> [ACTION ITEM]:
The number of lines in the entries below holding the word "Thurgauer" is all that is needed here.

──────── DATA ────────

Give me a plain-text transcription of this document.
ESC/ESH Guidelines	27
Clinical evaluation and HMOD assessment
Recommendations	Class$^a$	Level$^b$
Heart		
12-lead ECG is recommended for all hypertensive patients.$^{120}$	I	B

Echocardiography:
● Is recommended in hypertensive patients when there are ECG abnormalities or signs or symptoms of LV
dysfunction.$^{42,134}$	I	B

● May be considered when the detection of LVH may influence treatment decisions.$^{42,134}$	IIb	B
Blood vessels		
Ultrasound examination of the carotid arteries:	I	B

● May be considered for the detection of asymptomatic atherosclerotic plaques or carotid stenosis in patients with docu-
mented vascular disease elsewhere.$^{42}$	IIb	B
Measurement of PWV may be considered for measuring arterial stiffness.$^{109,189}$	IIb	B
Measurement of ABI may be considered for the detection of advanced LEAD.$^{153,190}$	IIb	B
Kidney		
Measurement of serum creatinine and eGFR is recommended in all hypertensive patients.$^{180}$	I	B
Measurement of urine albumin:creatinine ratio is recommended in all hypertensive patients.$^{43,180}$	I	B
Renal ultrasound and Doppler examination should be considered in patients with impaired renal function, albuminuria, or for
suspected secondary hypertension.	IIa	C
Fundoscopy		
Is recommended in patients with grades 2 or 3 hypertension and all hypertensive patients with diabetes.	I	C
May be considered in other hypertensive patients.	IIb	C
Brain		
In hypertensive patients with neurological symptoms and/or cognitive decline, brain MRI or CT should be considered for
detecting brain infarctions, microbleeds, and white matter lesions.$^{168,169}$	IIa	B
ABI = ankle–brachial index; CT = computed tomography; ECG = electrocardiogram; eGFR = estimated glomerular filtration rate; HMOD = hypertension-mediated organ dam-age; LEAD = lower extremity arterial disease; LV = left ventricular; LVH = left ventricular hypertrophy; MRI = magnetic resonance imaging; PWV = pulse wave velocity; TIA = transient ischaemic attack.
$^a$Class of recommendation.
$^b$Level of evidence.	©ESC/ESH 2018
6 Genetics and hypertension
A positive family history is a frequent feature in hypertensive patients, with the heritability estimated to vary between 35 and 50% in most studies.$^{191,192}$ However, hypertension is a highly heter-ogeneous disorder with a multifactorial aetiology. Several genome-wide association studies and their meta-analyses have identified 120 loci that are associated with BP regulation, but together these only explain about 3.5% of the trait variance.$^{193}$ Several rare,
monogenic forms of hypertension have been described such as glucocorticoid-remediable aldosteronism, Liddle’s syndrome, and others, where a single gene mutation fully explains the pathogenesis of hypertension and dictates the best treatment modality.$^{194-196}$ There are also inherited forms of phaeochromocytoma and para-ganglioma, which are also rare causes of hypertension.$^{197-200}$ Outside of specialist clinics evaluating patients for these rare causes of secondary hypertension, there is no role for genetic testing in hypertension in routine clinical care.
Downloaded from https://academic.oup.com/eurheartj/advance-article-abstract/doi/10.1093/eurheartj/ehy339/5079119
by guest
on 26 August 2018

────────
──────── DATA ────────

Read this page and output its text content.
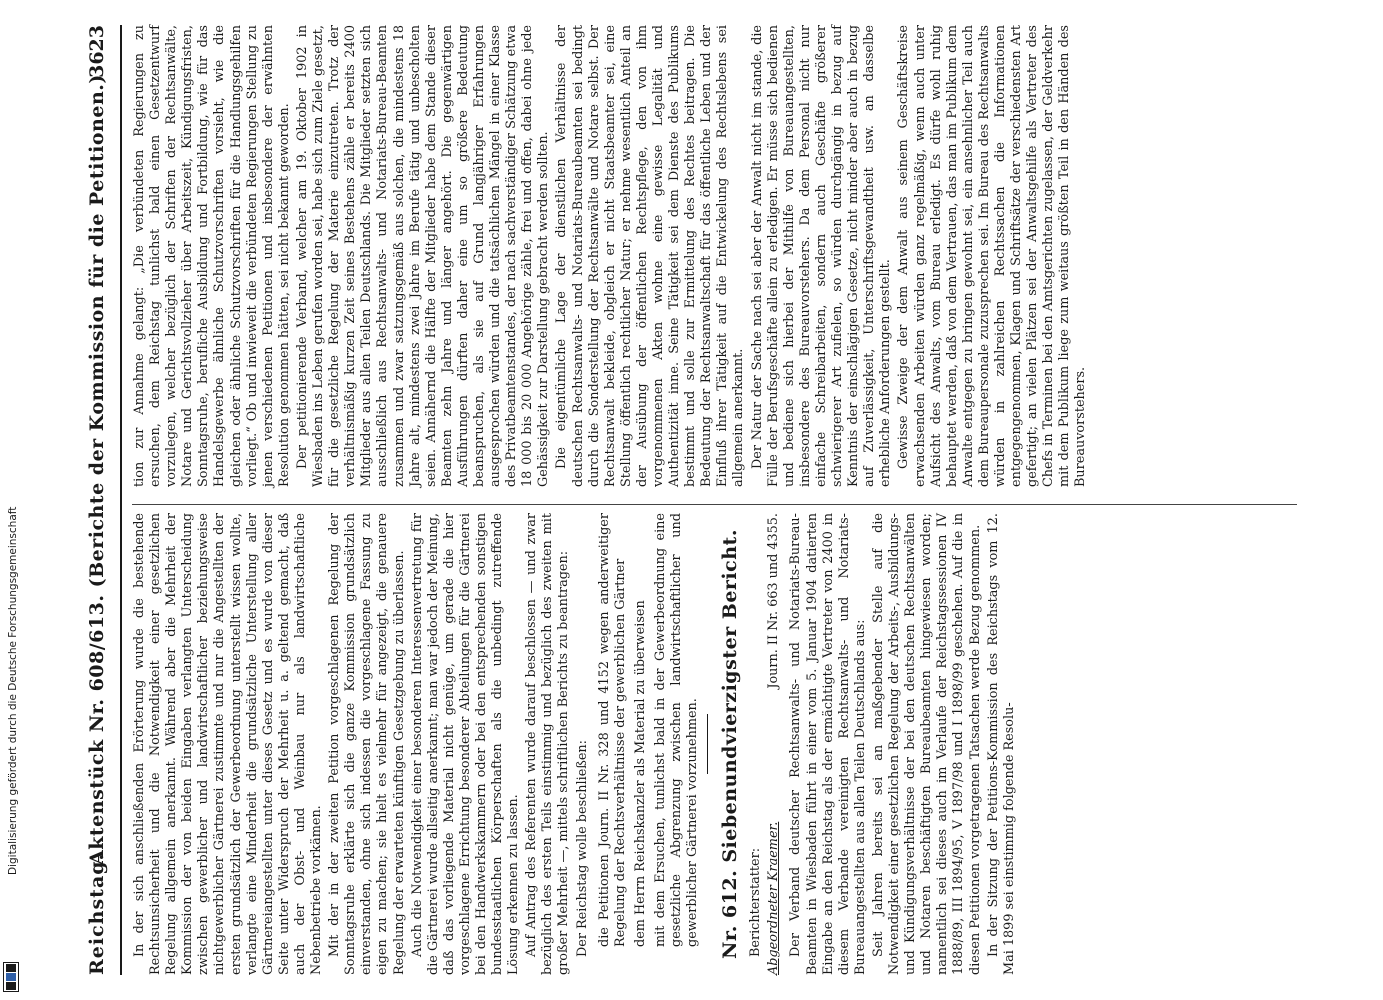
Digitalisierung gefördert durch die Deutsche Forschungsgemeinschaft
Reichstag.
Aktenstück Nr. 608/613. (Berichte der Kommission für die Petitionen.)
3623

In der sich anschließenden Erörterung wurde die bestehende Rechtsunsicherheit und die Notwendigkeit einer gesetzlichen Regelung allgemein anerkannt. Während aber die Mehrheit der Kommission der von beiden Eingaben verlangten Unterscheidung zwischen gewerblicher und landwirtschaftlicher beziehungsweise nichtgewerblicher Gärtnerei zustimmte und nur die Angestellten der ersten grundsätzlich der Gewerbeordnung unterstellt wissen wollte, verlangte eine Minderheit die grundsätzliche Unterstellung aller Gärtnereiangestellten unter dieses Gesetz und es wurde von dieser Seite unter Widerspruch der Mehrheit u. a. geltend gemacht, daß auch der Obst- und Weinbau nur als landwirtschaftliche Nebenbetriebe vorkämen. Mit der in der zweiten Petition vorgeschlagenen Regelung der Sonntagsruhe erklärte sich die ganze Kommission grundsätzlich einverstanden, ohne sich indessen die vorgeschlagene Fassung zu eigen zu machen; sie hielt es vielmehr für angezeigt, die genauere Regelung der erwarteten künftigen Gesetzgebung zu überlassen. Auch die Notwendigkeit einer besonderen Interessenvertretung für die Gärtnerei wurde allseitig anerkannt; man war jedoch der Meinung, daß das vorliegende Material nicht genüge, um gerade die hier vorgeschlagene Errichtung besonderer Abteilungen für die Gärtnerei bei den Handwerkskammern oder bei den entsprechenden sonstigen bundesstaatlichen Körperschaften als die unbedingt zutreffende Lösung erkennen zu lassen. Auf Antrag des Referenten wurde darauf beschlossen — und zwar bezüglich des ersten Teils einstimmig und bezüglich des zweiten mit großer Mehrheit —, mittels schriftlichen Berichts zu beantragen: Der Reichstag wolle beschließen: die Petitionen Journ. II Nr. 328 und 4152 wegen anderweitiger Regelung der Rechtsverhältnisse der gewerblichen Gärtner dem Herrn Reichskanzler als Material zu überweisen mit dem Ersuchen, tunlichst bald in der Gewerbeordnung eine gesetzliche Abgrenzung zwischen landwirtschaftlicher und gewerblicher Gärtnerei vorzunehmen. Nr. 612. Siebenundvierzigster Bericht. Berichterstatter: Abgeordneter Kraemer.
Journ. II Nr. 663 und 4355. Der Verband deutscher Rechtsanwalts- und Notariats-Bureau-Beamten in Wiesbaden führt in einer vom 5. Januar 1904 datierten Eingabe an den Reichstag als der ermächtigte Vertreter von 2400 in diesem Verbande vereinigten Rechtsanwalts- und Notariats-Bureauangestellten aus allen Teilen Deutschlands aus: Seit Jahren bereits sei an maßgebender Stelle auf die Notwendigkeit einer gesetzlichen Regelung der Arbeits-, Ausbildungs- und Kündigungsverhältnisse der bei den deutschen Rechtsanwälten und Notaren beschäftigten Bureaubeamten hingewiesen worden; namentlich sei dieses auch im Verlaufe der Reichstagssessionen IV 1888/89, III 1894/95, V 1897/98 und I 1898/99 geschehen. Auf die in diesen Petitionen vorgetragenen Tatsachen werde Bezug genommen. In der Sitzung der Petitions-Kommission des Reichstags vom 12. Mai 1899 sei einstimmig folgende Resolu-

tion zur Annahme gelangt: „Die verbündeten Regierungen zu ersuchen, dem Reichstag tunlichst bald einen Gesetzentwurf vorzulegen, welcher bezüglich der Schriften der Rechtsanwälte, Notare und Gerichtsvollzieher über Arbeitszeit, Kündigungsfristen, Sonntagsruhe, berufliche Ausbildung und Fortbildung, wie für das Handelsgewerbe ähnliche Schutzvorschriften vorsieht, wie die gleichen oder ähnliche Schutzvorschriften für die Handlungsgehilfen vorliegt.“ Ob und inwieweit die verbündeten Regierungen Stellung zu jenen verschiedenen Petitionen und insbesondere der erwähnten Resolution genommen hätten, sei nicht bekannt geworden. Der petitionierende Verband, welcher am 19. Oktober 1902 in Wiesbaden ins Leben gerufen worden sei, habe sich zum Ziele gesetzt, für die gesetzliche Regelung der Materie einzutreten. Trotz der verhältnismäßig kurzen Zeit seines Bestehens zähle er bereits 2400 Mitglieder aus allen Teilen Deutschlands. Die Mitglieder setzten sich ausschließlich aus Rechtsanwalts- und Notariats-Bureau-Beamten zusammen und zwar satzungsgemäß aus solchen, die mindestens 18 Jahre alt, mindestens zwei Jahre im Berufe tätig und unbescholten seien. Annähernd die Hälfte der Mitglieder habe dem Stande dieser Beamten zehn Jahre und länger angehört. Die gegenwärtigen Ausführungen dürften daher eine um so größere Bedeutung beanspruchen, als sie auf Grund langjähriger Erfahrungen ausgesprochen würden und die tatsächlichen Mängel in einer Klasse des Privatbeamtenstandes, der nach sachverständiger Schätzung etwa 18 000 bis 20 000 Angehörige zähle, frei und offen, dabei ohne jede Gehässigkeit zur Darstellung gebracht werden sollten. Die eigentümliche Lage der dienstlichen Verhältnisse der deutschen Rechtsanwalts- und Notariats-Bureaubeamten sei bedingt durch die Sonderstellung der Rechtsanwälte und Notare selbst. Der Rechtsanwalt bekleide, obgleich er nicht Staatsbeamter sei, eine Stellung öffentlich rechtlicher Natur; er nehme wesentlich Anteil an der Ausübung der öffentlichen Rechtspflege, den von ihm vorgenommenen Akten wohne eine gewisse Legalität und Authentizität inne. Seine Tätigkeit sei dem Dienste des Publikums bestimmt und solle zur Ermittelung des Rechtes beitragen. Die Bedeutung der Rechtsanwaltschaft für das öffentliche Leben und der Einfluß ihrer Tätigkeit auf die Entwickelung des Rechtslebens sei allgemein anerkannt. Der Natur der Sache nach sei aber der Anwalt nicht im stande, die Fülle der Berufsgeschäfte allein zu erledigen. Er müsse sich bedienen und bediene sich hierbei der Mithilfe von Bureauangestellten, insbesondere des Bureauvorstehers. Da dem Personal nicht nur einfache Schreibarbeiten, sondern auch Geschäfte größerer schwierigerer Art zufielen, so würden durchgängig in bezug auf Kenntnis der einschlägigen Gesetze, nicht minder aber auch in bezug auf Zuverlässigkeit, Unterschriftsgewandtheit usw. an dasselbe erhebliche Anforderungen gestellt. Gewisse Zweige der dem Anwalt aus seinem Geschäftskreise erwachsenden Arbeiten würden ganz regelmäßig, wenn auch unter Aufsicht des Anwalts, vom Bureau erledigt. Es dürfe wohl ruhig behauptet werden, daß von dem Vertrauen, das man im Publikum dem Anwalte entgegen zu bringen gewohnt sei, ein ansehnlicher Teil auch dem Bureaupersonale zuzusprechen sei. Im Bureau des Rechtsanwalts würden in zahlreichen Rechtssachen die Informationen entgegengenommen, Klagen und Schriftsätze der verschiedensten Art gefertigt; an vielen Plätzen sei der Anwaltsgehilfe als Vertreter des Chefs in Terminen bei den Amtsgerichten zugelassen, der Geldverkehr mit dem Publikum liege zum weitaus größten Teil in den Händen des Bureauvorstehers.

────────
──────── DATA ────────

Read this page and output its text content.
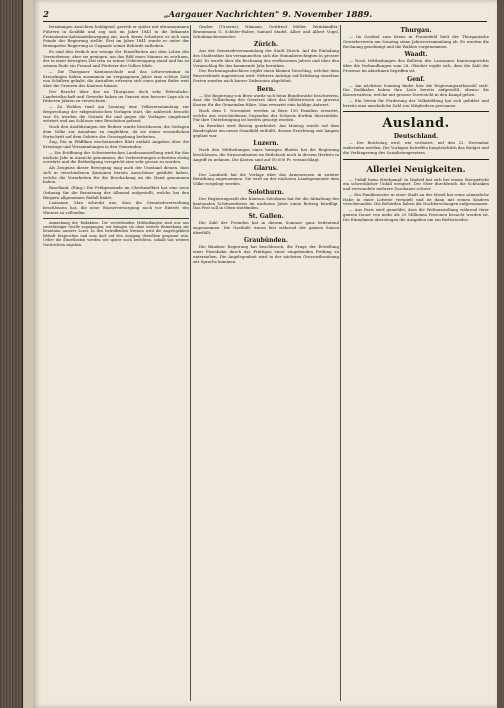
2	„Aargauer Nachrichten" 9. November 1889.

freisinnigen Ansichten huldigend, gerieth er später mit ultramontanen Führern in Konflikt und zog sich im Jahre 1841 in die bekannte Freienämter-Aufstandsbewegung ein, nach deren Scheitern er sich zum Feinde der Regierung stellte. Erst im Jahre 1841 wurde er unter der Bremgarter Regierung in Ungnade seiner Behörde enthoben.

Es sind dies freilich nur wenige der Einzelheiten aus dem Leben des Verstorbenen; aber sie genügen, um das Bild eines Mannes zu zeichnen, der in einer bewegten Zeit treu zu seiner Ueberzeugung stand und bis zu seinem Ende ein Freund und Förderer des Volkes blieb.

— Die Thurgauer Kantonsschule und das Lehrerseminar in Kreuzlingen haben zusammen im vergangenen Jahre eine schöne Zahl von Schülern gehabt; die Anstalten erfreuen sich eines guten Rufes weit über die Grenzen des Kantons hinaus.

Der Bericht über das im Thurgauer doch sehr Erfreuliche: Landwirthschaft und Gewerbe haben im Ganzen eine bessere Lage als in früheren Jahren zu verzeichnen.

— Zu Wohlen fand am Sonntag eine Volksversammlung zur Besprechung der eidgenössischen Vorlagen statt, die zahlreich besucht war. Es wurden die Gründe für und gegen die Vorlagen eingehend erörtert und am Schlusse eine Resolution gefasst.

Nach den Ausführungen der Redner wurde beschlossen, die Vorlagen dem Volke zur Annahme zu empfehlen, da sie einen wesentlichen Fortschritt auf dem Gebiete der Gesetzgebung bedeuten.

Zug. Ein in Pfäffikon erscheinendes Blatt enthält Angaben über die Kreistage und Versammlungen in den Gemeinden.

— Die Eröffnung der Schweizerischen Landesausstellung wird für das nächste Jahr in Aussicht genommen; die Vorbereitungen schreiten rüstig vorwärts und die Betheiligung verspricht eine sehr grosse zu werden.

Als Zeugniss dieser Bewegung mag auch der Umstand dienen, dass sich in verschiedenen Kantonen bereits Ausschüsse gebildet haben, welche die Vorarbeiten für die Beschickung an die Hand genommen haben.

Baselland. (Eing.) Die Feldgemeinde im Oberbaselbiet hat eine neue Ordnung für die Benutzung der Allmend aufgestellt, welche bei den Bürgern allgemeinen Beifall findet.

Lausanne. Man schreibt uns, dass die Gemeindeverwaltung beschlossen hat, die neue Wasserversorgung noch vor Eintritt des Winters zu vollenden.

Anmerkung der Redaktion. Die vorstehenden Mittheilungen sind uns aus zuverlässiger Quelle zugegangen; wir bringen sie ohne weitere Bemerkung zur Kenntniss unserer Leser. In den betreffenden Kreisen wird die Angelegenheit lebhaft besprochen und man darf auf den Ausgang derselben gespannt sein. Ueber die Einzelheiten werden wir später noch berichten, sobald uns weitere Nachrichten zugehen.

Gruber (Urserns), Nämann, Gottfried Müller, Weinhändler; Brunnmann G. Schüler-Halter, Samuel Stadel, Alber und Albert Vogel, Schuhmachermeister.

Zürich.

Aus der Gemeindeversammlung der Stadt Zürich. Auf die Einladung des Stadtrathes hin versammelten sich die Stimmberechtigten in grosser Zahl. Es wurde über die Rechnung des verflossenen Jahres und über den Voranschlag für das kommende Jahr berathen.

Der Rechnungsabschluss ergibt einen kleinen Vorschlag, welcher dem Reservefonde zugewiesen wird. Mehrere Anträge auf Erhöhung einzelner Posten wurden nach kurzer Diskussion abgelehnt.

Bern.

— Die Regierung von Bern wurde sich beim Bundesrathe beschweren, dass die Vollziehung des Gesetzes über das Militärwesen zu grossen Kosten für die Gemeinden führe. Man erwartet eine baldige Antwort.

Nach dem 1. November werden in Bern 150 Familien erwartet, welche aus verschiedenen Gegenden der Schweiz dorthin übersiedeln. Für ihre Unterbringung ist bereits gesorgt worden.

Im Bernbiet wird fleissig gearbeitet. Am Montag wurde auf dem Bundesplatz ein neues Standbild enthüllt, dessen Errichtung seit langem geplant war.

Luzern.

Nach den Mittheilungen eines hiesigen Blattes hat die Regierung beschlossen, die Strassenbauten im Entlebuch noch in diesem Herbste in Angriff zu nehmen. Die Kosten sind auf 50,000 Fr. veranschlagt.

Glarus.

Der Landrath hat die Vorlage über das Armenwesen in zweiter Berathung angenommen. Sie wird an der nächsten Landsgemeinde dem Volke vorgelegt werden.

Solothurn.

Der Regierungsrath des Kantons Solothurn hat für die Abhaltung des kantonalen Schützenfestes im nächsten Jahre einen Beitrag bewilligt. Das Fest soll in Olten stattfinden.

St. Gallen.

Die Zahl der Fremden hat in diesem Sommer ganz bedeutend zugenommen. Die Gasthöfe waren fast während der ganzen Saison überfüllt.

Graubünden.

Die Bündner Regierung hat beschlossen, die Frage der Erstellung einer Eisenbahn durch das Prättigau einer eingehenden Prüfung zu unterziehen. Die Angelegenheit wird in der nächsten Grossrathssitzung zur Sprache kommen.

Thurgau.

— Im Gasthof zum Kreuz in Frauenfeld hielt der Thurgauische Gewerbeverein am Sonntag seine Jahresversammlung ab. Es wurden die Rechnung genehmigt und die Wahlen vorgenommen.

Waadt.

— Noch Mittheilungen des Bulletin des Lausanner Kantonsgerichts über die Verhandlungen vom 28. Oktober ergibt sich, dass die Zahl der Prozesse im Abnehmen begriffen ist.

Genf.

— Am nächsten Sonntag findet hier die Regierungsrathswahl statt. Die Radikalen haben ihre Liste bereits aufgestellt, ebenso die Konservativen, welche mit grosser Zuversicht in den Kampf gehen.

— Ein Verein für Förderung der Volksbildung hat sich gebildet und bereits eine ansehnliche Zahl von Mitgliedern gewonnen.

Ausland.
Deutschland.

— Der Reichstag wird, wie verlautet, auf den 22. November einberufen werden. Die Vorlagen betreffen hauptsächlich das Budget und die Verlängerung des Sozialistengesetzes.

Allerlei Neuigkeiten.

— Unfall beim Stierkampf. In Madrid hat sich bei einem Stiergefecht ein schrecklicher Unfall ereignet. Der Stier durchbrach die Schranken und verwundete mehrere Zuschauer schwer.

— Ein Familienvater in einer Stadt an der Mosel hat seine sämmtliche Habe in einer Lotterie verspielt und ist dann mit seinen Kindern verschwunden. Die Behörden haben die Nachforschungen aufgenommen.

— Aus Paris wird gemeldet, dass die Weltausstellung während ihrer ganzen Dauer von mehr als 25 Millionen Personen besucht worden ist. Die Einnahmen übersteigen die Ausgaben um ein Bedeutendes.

────────

> [SOLUTION TO THIS TASK]:
2